- **INPUT DATA**:

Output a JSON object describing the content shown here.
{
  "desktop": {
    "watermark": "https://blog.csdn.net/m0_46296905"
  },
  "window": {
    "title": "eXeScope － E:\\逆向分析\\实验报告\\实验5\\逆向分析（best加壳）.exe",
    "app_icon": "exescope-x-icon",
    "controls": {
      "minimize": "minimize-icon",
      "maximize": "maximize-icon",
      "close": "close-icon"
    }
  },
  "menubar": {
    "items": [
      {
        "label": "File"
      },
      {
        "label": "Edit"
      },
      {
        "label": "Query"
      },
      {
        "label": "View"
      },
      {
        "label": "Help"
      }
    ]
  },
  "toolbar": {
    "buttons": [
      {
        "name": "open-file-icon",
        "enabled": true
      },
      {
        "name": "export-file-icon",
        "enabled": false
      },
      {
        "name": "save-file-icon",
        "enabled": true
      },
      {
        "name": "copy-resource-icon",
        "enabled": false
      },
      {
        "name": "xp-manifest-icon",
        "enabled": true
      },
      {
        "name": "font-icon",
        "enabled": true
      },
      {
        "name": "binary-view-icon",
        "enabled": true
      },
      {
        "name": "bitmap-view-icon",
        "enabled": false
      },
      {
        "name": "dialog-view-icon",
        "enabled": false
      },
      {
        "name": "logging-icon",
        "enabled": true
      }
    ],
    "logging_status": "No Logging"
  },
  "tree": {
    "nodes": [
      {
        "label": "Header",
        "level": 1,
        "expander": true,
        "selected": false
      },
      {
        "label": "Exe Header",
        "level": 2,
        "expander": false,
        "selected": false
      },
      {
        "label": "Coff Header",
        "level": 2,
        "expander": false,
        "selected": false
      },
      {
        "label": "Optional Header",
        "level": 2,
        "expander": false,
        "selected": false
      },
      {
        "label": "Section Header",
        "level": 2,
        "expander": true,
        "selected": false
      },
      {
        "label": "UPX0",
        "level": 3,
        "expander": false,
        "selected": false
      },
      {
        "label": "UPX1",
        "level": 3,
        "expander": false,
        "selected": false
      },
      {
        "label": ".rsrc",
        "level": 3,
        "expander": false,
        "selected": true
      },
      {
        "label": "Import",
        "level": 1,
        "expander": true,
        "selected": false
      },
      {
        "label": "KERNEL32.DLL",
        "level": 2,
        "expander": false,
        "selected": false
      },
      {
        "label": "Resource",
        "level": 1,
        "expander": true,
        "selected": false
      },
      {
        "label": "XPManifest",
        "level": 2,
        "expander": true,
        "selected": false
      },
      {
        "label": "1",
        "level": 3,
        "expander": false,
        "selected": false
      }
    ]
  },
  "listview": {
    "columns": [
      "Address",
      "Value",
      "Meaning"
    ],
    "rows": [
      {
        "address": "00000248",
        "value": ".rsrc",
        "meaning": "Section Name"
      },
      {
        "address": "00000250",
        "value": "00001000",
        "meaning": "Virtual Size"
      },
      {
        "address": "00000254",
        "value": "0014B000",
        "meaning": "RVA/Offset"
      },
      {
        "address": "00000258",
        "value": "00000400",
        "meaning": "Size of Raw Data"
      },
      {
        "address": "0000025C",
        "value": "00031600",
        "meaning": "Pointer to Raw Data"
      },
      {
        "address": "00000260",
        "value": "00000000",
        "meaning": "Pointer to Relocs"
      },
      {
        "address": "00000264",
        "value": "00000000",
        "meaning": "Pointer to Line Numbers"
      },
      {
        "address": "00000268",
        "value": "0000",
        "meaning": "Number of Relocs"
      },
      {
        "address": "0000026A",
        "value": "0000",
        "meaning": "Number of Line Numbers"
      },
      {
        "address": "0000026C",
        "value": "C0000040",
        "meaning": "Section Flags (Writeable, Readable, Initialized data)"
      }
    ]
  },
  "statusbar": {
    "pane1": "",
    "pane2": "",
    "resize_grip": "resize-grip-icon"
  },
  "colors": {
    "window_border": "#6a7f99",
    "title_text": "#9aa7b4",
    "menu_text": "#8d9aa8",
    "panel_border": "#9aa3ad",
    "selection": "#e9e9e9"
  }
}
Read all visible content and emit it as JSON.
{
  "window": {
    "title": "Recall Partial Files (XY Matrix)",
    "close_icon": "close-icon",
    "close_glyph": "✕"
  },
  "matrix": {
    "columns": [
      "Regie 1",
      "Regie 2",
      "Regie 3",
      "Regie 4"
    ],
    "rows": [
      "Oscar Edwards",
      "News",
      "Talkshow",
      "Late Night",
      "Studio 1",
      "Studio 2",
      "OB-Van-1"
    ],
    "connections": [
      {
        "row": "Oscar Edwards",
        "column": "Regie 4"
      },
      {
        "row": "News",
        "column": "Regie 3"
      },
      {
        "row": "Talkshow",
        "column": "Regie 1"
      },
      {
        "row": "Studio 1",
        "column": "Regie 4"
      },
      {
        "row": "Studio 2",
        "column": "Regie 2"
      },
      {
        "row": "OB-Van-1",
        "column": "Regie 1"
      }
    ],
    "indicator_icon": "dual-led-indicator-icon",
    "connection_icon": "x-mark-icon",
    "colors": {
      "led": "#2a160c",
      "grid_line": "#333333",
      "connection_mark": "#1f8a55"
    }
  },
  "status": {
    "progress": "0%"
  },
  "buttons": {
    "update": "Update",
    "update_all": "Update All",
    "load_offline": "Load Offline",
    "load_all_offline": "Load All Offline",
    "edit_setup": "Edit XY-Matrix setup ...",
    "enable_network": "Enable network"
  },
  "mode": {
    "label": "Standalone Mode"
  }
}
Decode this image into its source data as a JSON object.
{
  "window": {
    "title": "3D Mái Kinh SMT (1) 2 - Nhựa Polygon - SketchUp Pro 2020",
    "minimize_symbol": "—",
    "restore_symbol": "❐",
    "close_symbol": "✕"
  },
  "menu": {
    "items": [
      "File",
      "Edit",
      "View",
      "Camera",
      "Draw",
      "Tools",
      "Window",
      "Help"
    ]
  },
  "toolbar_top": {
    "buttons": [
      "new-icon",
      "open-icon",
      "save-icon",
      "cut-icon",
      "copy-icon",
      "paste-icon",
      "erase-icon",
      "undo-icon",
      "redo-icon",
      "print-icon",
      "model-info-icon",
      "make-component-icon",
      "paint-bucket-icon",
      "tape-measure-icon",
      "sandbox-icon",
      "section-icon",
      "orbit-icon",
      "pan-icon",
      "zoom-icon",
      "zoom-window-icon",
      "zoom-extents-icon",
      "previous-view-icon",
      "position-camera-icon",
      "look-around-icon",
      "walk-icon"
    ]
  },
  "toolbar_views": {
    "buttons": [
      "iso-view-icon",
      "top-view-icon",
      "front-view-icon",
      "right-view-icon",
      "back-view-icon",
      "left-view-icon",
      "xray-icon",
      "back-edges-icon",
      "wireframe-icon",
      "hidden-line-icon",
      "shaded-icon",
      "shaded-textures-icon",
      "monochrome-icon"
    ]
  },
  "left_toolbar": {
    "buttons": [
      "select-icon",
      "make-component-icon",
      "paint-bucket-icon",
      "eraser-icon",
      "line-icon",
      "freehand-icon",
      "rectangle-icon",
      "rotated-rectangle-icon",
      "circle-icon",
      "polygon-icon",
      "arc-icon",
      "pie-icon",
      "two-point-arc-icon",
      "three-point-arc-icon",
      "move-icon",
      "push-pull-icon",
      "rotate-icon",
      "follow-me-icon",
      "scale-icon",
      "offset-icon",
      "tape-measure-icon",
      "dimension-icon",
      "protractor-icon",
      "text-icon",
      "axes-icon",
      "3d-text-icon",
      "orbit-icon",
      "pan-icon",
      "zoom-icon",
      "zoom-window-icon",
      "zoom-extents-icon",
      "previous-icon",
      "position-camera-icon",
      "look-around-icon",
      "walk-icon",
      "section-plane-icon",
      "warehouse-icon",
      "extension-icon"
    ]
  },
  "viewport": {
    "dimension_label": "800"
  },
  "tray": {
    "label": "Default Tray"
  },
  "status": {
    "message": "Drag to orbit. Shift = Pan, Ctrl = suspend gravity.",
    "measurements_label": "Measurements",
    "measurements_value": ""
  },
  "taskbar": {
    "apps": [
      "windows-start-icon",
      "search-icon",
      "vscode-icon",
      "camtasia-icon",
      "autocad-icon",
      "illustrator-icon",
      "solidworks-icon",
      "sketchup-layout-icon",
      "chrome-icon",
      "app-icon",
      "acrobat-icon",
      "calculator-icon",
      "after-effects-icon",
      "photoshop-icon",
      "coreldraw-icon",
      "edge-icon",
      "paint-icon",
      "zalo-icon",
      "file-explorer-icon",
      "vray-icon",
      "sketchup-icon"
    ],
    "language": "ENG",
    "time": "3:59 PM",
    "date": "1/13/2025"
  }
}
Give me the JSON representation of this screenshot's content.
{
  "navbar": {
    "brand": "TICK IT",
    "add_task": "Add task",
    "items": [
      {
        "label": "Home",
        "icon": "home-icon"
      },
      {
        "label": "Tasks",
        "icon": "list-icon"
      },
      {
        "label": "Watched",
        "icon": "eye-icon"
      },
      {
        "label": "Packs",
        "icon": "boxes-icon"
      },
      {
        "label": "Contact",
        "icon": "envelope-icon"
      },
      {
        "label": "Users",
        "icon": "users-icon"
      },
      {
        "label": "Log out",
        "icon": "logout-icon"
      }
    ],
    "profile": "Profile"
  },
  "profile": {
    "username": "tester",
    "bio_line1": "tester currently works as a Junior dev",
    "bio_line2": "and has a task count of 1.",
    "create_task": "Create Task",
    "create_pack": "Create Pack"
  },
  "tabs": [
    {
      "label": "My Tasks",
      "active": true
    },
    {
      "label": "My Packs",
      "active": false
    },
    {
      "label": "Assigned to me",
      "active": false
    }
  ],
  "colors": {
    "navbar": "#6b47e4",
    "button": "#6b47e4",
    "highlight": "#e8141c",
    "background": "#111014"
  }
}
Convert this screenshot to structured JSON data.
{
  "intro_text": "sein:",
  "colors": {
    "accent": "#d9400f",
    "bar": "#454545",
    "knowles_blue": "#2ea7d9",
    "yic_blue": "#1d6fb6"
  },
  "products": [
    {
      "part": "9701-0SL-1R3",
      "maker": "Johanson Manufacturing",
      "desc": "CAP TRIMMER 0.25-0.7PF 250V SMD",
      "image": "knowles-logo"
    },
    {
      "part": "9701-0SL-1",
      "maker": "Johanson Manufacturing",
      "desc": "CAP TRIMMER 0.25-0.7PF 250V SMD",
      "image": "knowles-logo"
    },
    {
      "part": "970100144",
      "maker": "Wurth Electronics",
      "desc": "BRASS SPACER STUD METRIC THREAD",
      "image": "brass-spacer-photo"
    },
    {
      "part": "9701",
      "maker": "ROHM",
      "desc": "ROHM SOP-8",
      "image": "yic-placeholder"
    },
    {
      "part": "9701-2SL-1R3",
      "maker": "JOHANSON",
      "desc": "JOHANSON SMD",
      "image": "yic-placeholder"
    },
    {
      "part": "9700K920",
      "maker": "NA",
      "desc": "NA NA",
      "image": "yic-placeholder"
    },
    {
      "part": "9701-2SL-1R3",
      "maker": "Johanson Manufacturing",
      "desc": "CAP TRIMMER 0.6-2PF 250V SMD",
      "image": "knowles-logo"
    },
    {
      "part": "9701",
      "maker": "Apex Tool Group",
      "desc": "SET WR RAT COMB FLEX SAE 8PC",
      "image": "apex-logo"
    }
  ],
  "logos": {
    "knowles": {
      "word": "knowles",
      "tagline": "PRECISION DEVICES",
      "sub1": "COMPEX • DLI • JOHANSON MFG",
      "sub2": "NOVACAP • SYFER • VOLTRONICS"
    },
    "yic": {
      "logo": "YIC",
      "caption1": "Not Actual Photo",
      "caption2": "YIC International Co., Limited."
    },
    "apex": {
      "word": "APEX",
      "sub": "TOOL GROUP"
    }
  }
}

- **EXERCISE**:
Among the lines of the data, identify those with the word "Regie". Copy each of them.

- **COMPLETE RESPONSE**:
      "Regie 1",
      "Regie 2",
      "Regie 3",
      "Regie 4"
        "column": "Regie 4"
        "column": "Regie 3"
        "column": "Regie 1"
        "column": "Regie 4"
        "column": "Regie 2"
        "column": "Regie 1"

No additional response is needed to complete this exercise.